◆ **EXERCISE INSTRUCTIONS**:
Copy exactly the stretch of lines from the one holding "Extract all readable text from this page." through the last line of the data below, inclusive. Leave out pictures.

◆ **SUPPLIED INFORMATION**:
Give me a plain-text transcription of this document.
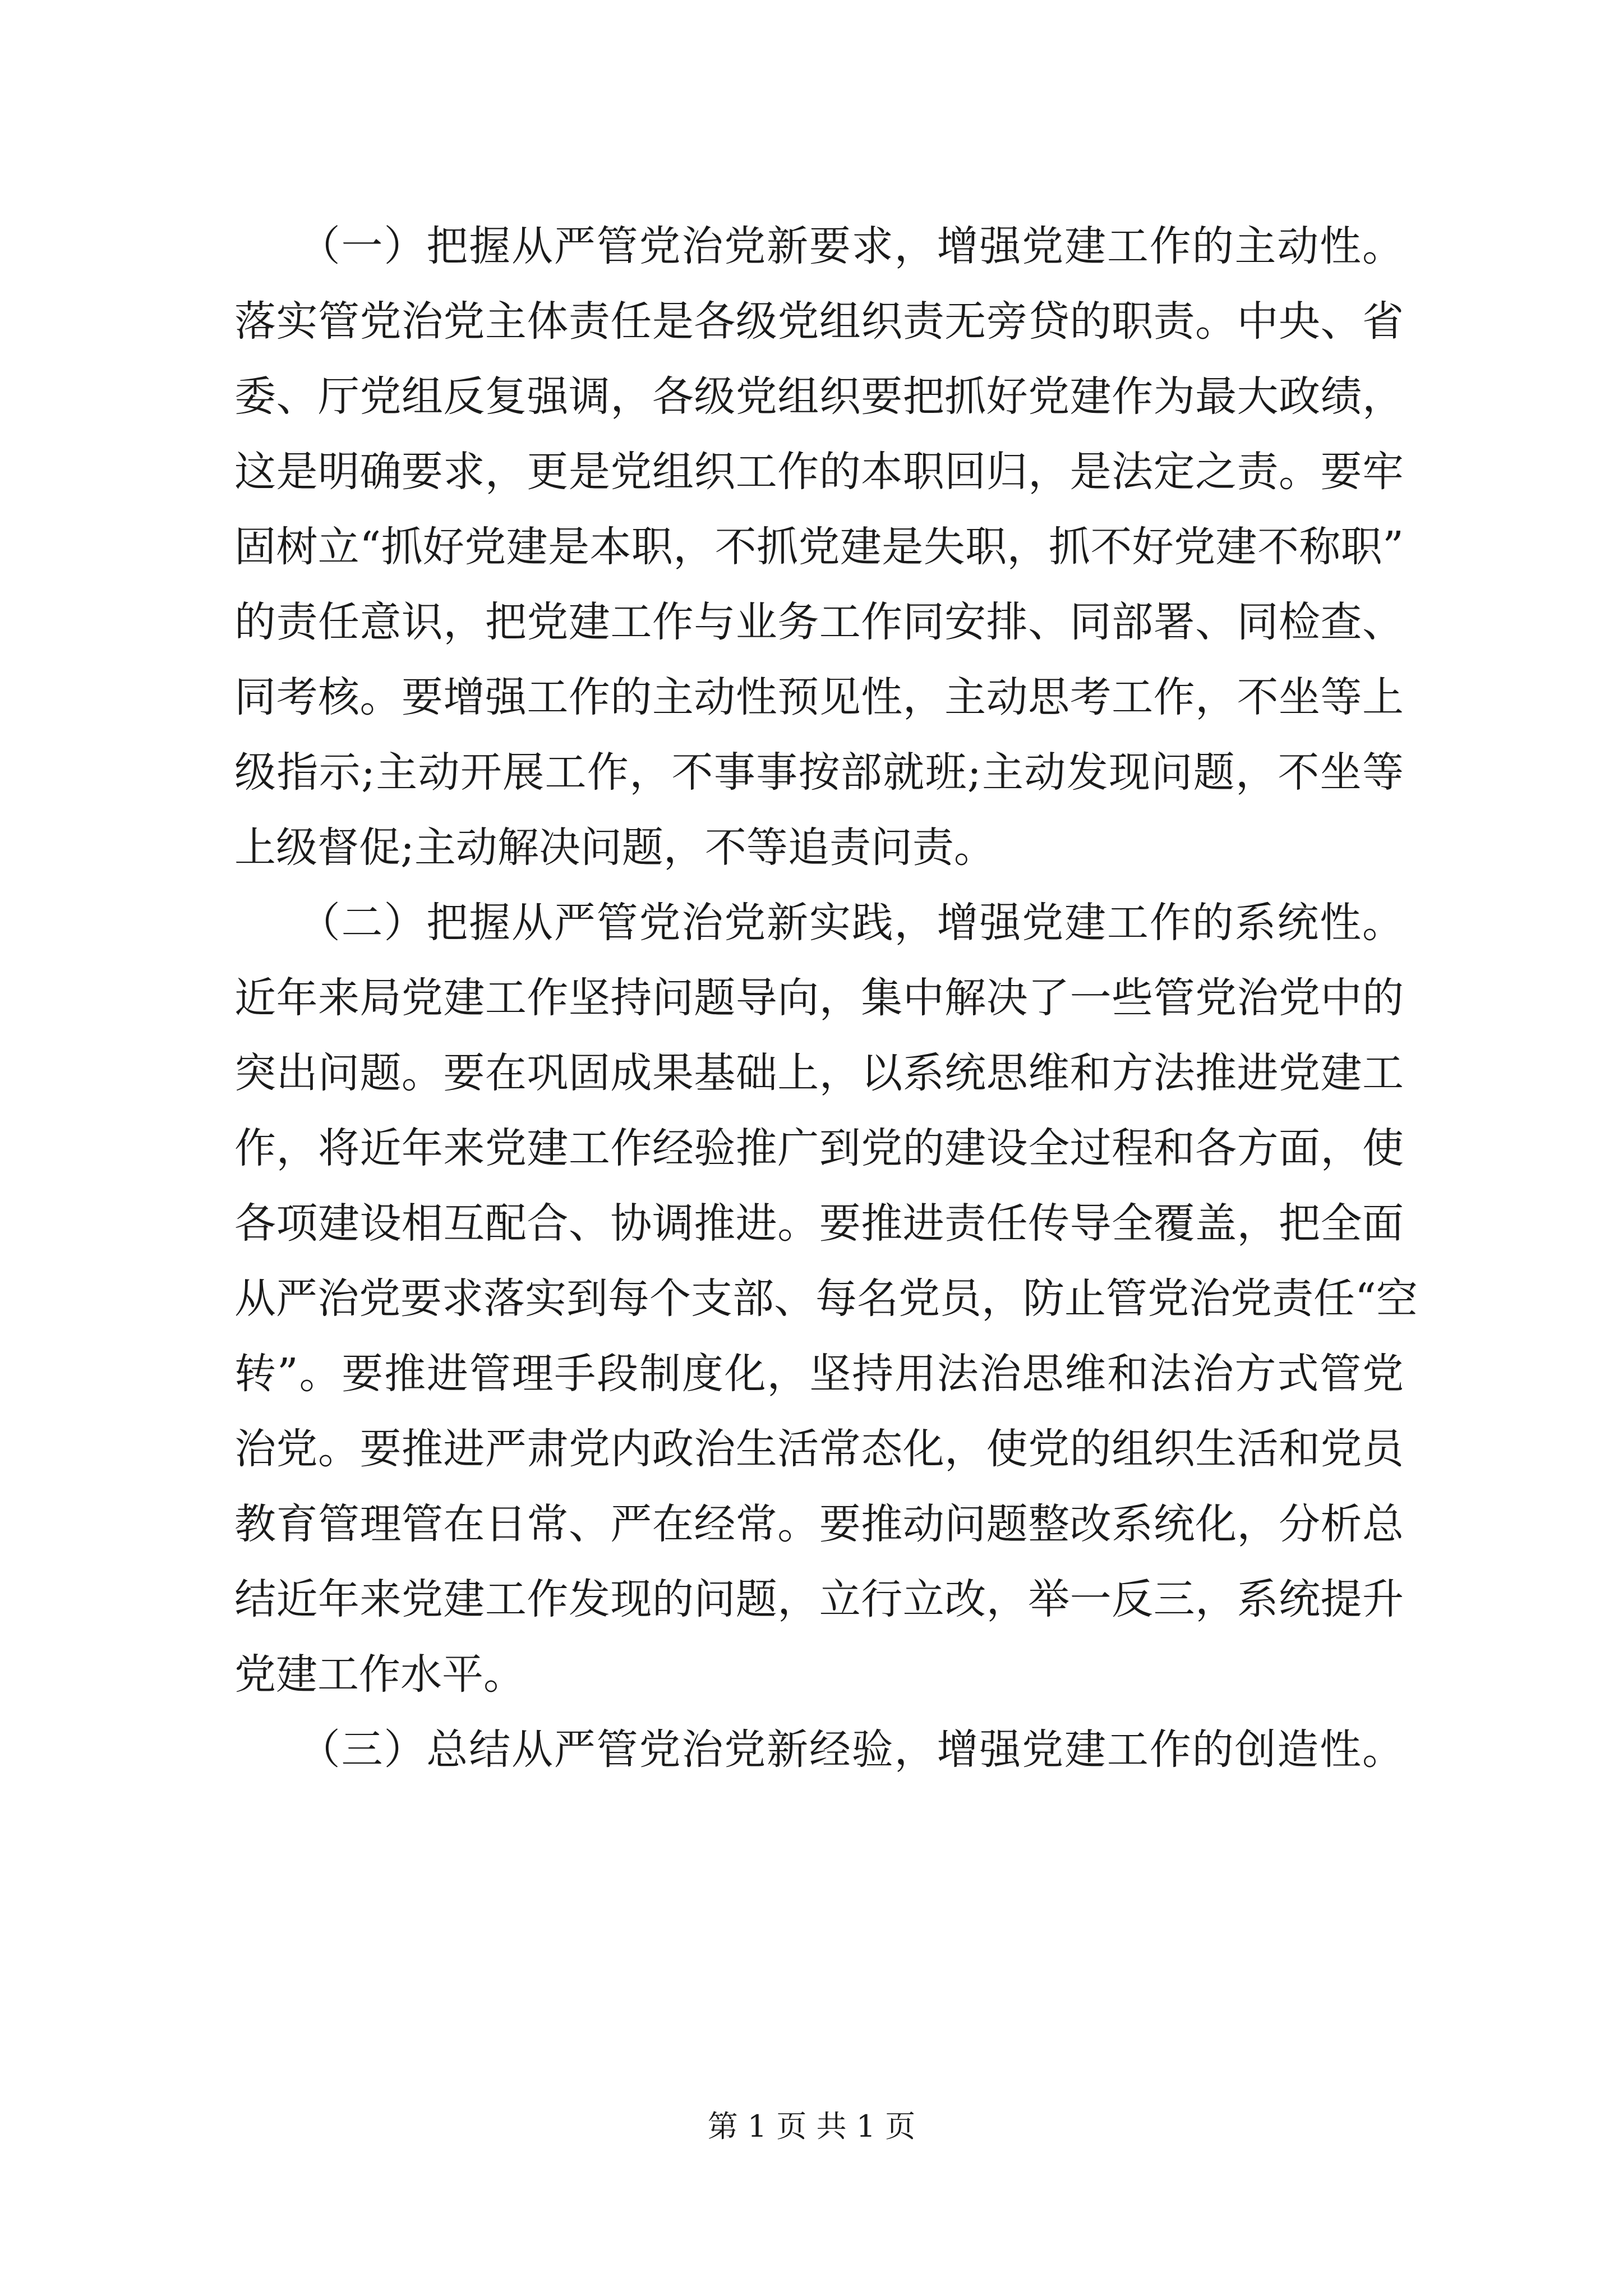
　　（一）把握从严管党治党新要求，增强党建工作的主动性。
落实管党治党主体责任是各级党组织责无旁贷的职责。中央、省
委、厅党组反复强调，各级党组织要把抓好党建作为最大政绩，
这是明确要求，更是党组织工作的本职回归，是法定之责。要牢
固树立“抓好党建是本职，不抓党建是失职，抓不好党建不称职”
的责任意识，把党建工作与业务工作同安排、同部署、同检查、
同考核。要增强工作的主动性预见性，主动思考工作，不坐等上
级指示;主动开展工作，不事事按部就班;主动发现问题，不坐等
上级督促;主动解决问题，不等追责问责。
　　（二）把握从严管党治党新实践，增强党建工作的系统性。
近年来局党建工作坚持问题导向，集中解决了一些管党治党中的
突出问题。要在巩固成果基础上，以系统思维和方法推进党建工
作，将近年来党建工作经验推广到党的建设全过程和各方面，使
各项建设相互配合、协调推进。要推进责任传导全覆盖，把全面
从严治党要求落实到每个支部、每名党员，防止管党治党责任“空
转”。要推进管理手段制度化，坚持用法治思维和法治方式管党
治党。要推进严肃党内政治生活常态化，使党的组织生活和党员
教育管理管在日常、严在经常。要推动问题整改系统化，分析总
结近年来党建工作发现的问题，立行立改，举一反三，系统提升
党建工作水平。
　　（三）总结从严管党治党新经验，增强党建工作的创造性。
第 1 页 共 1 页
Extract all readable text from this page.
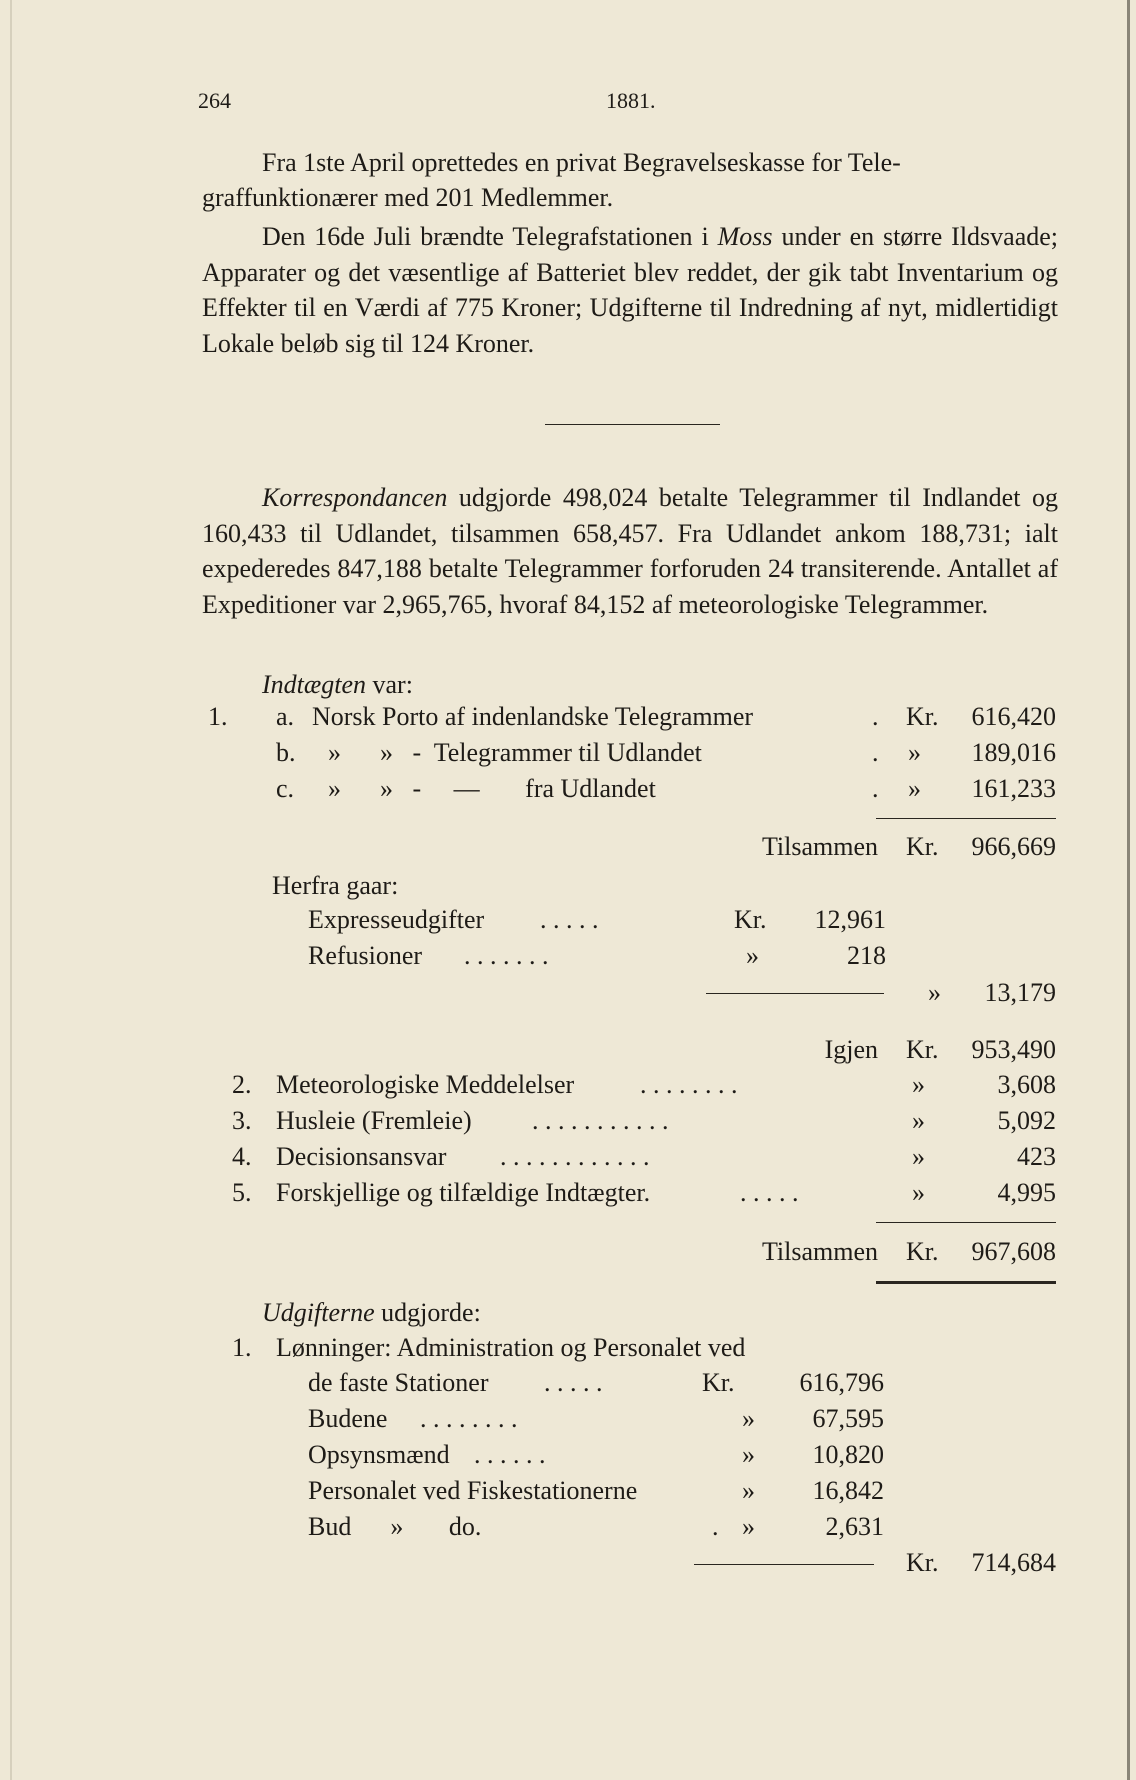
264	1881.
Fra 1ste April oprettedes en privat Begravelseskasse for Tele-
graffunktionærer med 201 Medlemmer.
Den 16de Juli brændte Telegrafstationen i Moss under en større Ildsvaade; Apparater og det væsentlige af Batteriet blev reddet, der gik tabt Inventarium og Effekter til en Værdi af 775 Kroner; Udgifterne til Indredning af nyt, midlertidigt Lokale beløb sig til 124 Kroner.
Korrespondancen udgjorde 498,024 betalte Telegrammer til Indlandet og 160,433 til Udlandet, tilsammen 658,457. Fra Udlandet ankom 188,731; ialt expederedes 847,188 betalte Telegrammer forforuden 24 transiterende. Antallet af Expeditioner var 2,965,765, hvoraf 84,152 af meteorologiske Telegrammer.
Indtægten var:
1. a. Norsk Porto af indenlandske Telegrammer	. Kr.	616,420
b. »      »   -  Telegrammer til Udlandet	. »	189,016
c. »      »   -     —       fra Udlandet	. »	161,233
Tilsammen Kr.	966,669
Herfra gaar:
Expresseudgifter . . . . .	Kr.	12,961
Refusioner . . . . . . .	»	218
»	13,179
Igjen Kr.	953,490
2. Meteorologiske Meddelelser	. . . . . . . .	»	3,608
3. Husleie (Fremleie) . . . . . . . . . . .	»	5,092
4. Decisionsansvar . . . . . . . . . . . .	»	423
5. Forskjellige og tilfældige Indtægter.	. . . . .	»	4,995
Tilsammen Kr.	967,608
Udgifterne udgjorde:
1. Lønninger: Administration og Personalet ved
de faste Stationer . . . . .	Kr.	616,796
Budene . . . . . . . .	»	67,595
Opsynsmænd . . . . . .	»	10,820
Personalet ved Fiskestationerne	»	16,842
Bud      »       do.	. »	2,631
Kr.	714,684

◆ **COMPLETE OUTPUT**:
Extract all readable text from this page.
264	1881.
Fra 1ste April oprettedes en privat Begravelseskasse for Tele-
graffunktionærer med 201 Medlemmer.
Den 16de Juli brændte Telegrafstationen i Moss under en større Ildsvaade; Apparater og det væsentlige af Batteriet blev reddet, der gik tabt Inventarium og Effekter til en Værdi af 775 Kroner; Udgifterne til Indredning af nyt, midlertidigt Lokale beløb sig til 124 Kroner.
Korrespondancen udgjorde 498,024 betalte Telegrammer til Indlandet og 160,433 til Udlandet, tilsammen 658,457. Fra Udlandet ankom 188,731; ialt expederedes 847,188 betalte Telegrammer forforuden 24 transiterende. Antallet af Expeditioner var 2,965,765, hvoraf 84,152 af meteorologiske Telegrammer.
Indtægten var:
1. a. Norsk Porto af indenlandske Telegrammer	. Kr.	616,420
b. »      »   -  Telegrammer til Udlandet	. »	189,016
c. »      »   -     —       fra Udlandet	. »	161,233
Tilsammen Kr.	966,669
Herfra gaar:
Expresseudgifter . . . . .	Kr.	12,961
Refusioner . . . . . . .	»	218
»	13,179
Igjen Kr.	953,490
2. Meteorologiske Meddelelser	. . . . . . . .	»	3,608
3. Husleie (Fremleie) . . . . . . . . . . .	»	5,092
4. Decisionsansvar . . . . . . . . . . . .	»	423
5. Forskjellige og tilfældige Indtægter.	. . . . .	»	4,995
Tilsammen Kr.	967,608
Udgifterne udgjorde:
1. Lønninger: Administration og Personalet ved
de faste Stationer . . . . .	Kr.	616,796
Budene . . . . . . . .	»	67,595
Opsynsmænd . . . . . .	»	10,820
Personalet ved Fiskestationerne	»	16,842
Bud      »       do.	. »	2,631
Kr.	714,684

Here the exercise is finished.